▶ Supplied data:
•••••

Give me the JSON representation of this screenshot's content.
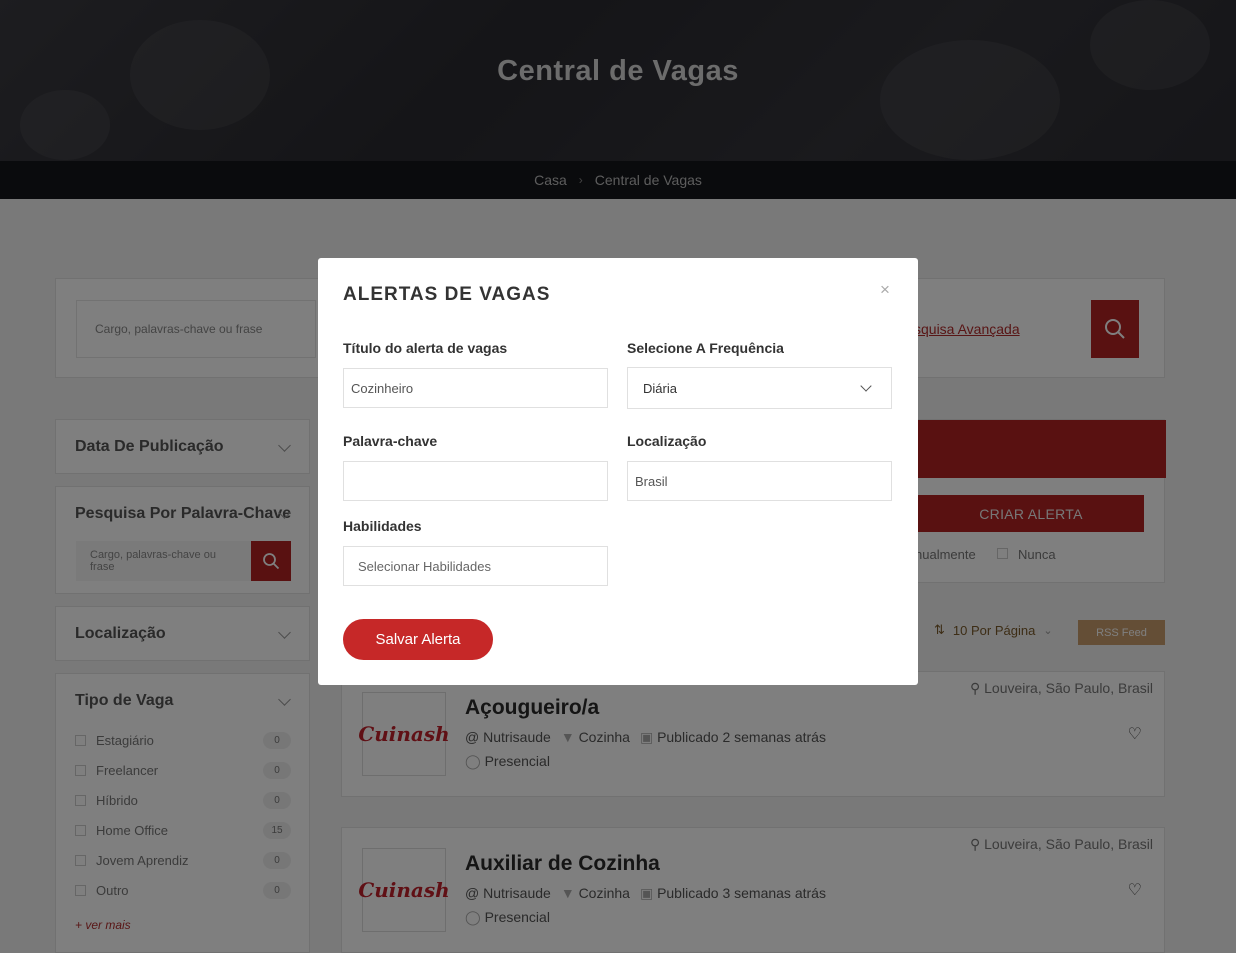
{
  "hero": {
    "title": "Central de Vagas"
  },
  "breadcrumb": {
    "items": [
      "Casa",
      "Central de Vagas"
    ]
  },
  "search": {
    "placeholder": "Cargo, palavras-chave ou frase",
    "advanced_link": "squisa Avançada"
  },
  "filters": {
    "date_title": "Data De Publicação",
    "keyword_title": "Pesquisa Por Palavra-Chave",
    "keyword_placeholder": "Cargo, palavras-chave ou frase",
    "location_title": "Localização",
    "type_title": "Tipo de Vaga",
    "types": [
      {
        "label": "Estagiário",
        "count": "0"
      },
      {
        "label": "Freelancer",
        "count": "0"
      },
      {
        "label": "Híbrido",
        "count": "0"
      },
      {
        "label": "Home Office",
        "count": "15"
      },
      {
        "label": "Jovem Aprendiz",
        "count": "0"
      },
      {
        "label": "Outro",
        "count": "0"
      }
    ],
    "see_more": "+ ver mais"
  },
  "alert_panel": {
    "create_label": "CRIAR ALERTA",
    "freq_1": "nualmente",
    "freq_2": "Nunca"
  },
  "listing": {
    "per_page": "10 Por Página",
    "rss": "RSS Feed"
  },
  "jobs": [
    {
      "title": "Açougueiro/a",
      "company": "@ Nutrisaude",
      "category": "Cozinha",
      "posted": "Publicado 2 semanas atrás",
      "mode": "Presencial",
      "location": "Louveira, São Paulo, Brasil",
      "logo": "Cuinash"
    },
    {
      "title": "Auxiliar de Cozinha",
      "company": "@ Nutrisaude",
      "category": "Cozinha",
      "posted": "Publicado 3 semanas atrás",
      "mode": "Presencial",
      "location": "Louveira, São Paulo, Brasil",
      "logo": "Cuinash"
    }
  ],
  "modal": {
    "title": "ALERTAS DE VAGAS",
    "close": "×",
    "alert_title_label": "Título do alerta de vagas",
    "alert_title_value": "Cozinheiro",
    "frequency_label": "Selecione A Frequência",
    "frequency_value": "Diária",
    "keyword_label": "Palavra-chave",
    "keyword_value": "",
    "location_label": "Localização",
    "location_value": "Brasil",
    "skills_label": "Habilidades",
    "skills_placeholder": "Selecionar Habilidades",
    "save_label": "Salvar Alerta"
  }
}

•••••

▶ The problem:
Working from the lines above, reproduce the material exactly and exclude its pictures.

▶ Finished exercise:
Give me the JSON representation of this screenshot's content.
{
  "hero": {
    "title": "Central de Vagas"
  },
  "breadcrumb": {
    "items": [
      "Casa",
      "Central de Vagas"
    ]
  },
  "search": {
    "placeholder": "Cargo, palavras-chave ou frase",
    "advanced_link": "squisa Avançada"
  },
  "filters": {
    "date_title": "Data De Publicação",
    "keyword_title": "Pesquisa Por Palavra-Chave",
    "keyword_placeholder": "Cargo, palavras-chave ou frase",
    "location_title": "Localização",
    "type_title": "Tipo de Vaga",
    "types": [
      {
        "label": "Estagiário",
        "count": "0"
      },
      {
        "label": "Freelancer",
        "count": "0"
      },
      {
        "label": "Híbrido",
        "count": "0"
      },
      {
        "label": "Home Office",
        "count": "15"
      },
      {
        "label": "Jovem Aprendiz",
        "count": "0"
      },
      {
        "label": "Outro",
        "count": "0"
      }
    ],
    "see_more": "+ ver mais"
  },
  "alert_panel": {
    "create_label": "CRIAR ALERTA",
    "freq_1": "nualmente",
    "freq_2": "Nunca"
  },
  "listing": {
    "per_page": "10 Por Página",
    "rss": "RSS Feed"
  },
  "jobs": [
    {
      "title": "Açougueiro/a",
      "company": "@ Nutrisaude",
      "category": "Cozinha",
      "posted": "Publicado 2 semanas atrás",
      "mode": "Presencial",
      "location": "Louveira, São Paulo, Brasil",
      "logo": "Cuinash"
    },
    {
      "title": "Auxiliar de Cozinha",
      "company": "@ Nutrisaude",
      "category": "Cozinha",
      "posted": "Publicado 3 semanas atrás",
      "mode": "Presencial",
      "location": "Louveira, São Paulo, Brasil",
      "logo": "Cuinash"
    }
  ],
  "modal": {
    "title": "ALERTAS DE VAGAS",
    "close": "×",
    "alert_title_label": "Título do alerta de vagas",
    "alert_title_value": "Cozinheiro",
    "frequency_label": "Selecione A Frequência",
    "frequency_value": "Diária",
    "keyword_label": "Palavra-chave",
    "keyword_value": "",
    "location_label": "Localização",
    "location_value": "Brasil",
    "skills_label": "Habilidades",
    "skills_placeholder": "Selecionar Habilidades",
    "save_label": "Salvar Alerta"
  }
}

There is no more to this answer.